(Stored data)
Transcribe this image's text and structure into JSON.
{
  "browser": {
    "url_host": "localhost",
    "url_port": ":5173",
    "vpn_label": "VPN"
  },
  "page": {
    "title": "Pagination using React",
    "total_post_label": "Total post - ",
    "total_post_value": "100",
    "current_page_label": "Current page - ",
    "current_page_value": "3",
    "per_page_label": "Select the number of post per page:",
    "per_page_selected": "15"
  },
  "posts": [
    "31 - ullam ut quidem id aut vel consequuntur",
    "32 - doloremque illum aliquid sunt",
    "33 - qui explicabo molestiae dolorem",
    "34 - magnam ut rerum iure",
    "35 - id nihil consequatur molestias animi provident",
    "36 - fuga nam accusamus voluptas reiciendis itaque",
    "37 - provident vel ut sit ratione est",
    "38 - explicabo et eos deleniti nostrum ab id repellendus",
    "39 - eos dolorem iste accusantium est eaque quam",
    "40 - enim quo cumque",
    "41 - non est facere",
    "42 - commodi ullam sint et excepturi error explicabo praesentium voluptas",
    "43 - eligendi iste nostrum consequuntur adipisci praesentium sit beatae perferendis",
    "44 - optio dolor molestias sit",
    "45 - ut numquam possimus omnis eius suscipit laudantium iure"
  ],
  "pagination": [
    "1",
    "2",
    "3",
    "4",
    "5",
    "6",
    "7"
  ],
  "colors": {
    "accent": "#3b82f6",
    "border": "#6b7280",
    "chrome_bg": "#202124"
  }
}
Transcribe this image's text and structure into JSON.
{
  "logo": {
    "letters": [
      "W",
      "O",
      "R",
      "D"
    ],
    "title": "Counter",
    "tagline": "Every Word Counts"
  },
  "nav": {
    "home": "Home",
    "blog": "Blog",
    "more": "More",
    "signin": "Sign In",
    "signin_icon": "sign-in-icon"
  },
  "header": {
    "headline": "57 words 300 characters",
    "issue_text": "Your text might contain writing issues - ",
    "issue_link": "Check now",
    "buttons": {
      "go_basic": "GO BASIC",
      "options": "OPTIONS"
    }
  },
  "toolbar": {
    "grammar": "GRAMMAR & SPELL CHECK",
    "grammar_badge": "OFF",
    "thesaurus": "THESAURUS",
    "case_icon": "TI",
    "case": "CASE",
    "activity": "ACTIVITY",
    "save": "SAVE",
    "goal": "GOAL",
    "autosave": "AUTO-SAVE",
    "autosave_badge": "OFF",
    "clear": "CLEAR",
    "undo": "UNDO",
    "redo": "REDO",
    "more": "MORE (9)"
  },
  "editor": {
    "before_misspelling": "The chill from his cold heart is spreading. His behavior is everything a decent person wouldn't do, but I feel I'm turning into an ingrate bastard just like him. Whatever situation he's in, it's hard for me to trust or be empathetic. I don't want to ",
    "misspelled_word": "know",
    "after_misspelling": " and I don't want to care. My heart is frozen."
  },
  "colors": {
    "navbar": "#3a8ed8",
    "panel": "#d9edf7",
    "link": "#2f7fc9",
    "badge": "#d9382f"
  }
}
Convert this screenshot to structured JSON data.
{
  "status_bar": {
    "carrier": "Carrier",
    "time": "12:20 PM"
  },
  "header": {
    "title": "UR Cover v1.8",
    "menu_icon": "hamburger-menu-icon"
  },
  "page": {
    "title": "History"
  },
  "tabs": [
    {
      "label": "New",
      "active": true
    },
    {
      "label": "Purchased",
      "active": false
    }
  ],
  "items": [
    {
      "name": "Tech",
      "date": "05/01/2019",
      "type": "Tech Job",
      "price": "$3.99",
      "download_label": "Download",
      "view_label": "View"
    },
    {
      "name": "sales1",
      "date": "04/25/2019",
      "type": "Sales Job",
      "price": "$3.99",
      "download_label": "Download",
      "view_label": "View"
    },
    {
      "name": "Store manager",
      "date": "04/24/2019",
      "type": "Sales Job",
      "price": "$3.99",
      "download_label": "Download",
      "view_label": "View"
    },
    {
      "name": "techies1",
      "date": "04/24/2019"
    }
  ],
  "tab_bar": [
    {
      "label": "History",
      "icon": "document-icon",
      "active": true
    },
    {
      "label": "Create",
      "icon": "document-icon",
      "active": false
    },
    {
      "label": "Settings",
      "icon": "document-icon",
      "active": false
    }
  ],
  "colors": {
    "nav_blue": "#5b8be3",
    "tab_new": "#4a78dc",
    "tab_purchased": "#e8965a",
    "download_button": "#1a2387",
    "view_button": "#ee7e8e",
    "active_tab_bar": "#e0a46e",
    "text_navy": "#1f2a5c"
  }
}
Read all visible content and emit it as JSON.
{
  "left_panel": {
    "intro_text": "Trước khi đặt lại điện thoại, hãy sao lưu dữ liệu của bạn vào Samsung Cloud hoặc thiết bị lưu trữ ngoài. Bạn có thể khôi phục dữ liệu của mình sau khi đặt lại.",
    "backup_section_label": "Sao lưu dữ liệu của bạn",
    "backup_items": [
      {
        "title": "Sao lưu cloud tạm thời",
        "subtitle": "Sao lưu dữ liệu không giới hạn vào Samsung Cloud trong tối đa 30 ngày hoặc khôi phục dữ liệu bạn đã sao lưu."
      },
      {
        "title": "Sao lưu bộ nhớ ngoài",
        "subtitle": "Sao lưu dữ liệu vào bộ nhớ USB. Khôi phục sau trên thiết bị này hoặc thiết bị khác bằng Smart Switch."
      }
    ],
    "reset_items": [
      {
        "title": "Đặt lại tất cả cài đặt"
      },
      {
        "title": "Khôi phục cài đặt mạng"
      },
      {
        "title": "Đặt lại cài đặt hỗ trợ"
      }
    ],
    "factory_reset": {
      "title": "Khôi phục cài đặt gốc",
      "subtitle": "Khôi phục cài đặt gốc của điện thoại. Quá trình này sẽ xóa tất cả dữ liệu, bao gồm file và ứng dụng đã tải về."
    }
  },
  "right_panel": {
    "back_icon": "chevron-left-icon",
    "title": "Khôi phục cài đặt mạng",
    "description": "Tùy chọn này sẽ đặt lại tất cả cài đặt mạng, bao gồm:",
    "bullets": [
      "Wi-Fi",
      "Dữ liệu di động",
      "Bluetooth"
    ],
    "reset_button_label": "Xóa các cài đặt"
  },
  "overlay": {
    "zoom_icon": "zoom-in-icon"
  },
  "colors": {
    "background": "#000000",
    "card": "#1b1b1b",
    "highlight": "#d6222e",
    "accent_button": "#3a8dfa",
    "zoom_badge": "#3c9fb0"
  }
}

Your goal: Set down the entries verbatim, leaving none out.

Finished exercise:
Transcribe this image's text and structure into JSON.
{
  "browser": {
    "url_host": "localhost",
    "url_port": ":5173",
    "vpn_label": "VPN"
  },
  "page": {
    "title": "Pagination using React",
    "total_post_label": "Total post - ",
    "total_post_value": "100",
    "current_page_label": "Current page - ",
    "current_page_value": "3",
    "per_page_label": "Select the number of post per page:",
    "per_page_selected": "15"
  },
  "posts": [
    "31 - ullam ut quidem id aut vel consequuntur",
    "32 - doloremque illum aliquid sunt",
    "33 - qui explicabo molestiae dolorem",
    "34 - magnam ut rerum iure",
    "35 - id nihil consequatur molestias animi provident",
    "36 - fuga nam accusamus voluptas reiciendis itaque",
    "37 - provident vel ut sit ratione est",
    "38 - explicabo et eos deleniti nostrum ab id repellendus",
    "39 - eos dolorem iste accusantium est eaque quam",
    "40 - enim quo cumque",
    "41 - non est facere",
    "42 - commodi ullam sint et excepturi error explicabo praesentium voluptas",
    "43 - eligendi iste nostrum consequuntur adipisci praesentium sit beatae perferendis",
    "44 - optio dolor molestias sit",
    "45 - ut numquam possimus omnis eius suscipit laudantium iure"
  ],
  "pagination": [
    "1",
    "2",
    "3",
    "4",
    "5",
    "6",
    "7"
  ],
  "colors": {
    "accent": "#3b82f6",
    "border": "#6b7280",
    "chrome_bg": "#202124"
  }
}
Transcribe this image's text and structure into JSON.
{
  "logo": {
    "letters": [
      "W",
      "O",
      "R",
      "D"
    ],
    "title": "Counter",
    "tagline": "Every Word Counts"
  },
  "nav": {
    "home": "Home",
    "blog": "Blog",
    "more": "More",
    "signin": "Sign In",
    "signin_icon": "sign-in-icon"
  },
  "header": {
    "headline": "57 words 300 characters",
    "issue_text": "Your text might contain writing issues - ",
    "issue_link": "Check now",
    "buttons": {
      "go_basic": "GO BASIC",
      "options": "OPTIONS"
    }
  },
  "toolbar": {
    "grammar": "GRAMMAR & SPELL CHECK",
    "grammar_badge": "OFF",
    "thesaurus": "THESAURUS",
    "case_icon": "TI",
    "case": "CASE",
    "activity": "ACTIVITY",
    "save": "SAVE",
    "goal": "GOAL",
    "autosave": "AUTO-SAVE",
    "autosave_badge": "OFF",
    "clear": "CLEAR",
    "undo": "UNDO",
    "redo": "REDO",
    "more": "MORE (9)"
  },
  "editor": {
    "before_misspelling": "The chill from his cold heart is spreading. His behavior is everything a decent person wouldn't do, but I feel I'm turning into an ingrate bastard just like him. Whatever situation he's in, it's hard for me to trust or be empathetic. I don't want to ",
    "misspelled_word": "know",
    "after_misspelling": " and I don't want to care. My heart is frozen."
  },
  "colors": {
    "navbar": "#3a8ed8",
    "panel": "#d9edf7",
    "link": "#2f7fc9",
    "badge": "#d9382f"
  }
}
Convert this screenshot to structured JSON data.
{
  "status_bar": {
    "carrier": "Carrier",
    "time": "12:20 PM"
  },
  "header": {
    "title": "UR Cover v1.8",
    "menu_icon": "hamburger-menu-icon"
  },
  "page": {
    "title": "History"
  },
  "tabs": [
    {
      "label": "New",
      "active": true
    },
    {
      "label": "Purchased",
      "active": false
    }
  ],
  "items": [
    {
      "name": "Tech",
      "date": "05/01/2019",
      "type": "Tech Job",
      "price": "$3.99",
      "download_label": "Download",
      "view_label": "View"
    },
    {
      "name": "sales1",
      "date": "04/25/2019",
      "type": "Sales Job",
      "price": "$3.99",
      "download_label": "Download",
      "view_label": "View"
    },
    {
      "name": "Store manager",
      "date": "04/24/2019",
      "type": "Sales Job",
      "price": "$3.99",
      "download_label": "Download",
      "view_label": "View"
    },
    {
      "name": "techies1",
      "date": "04/24/2019"
    }
  ],
  "tab_bar": [
    {
      "label": "History",
      "icon": "document-icon",
      "active": true
    },
    {
      "label": "Create",
      "icon": "document-icon",
      "active": false
    },
    {
      "label": "Settings",
      "icon": "document-icon",
      "active": false
    }
  ],
  "colors": {
    "nav_blue": "#5b8be3",
    "tab_new": "#4a78dc",
    "tab_purchased": "#e8965a",
    "download_button": "#1a2387",
    "view_button": "#ee7e8e",
    "active_tab_bar": "#e0a46e",
    "text_navy": "#1f2a5c"
  }
}
Read all visible content and emit it as JSON.
{
  "left_panel": {
    "intro_text": "Trước khi đặt lại điện thoại, hãy sao lưu dữ liệu của bạn vào Samsung Cloud hoặc thiết bị lưu trữ ngoài. Bạn có thể khôi phục dữ liệu của mình sau khi đặt lại.",
    "backup_section_label": "Sao lưu dữ liệu của bạn",
    "backup_items": [
      {
        "title": "Sao lưu cloud tạm thời",
        "subtitle": "Sao lưu dữ liệu không giới hạn vào Samsung Cloud trong tối đa 30 ngày hoặc khôi phục dữ liệu bạn đã sao lưu."
      },
      {
        "title": "Sao lưu bộ nhớ ngoài",
        "subtitle": "Sao lưu dữ liệu vào bộ nhớ USB. Khôi phục sau trên thiết bị này hoặc thiết bị khác bằng Smart Switch."
      }
    ],
    "reset_items": [
      {
        "title": "Đặt lại tất cả cài đặt"
      },
      {
        "title": "Khôi phục cài đặt mạng"
      },
      {
        "title": "Đặt lại cài đặt hỗ trợ"
      }
    ],
    "factory_reset": {
      "title": "Khôi phục cài đặt gốc",
      "subtitle": "Khôi phục cài đặt gốc của điện thoại. Quá trình này sẽ xóa tất cả dữ liệu, bao gồm file và ứng dụng đã tải về."
    }
  },
  "right_panel": {
    "back_icon": "chevron-left-icon",
    "title": "Khôi phục cài đặt mạng",
    "description": "Tùy chọn này sẽ đặt lại tất cả cài đặt mạng, bao gồm:",
    "bullets": [
      "Wi-Fi",
      "Dữ liệu di động",
      "Bluetooth"
    ],
    "reset_button_label": "Xóa các cài đặt"
  },
  "overlay": {
    "zoom_icon": "zoom-in-icon"
  },
  "colors": {
    "background": "#000000",
    "card": "#1b1b1b",
    "highlight": "#d6222e",
    "accent_button": "#3a8dfa",
    "zoom_badge": "#3c9fb0"
  }
}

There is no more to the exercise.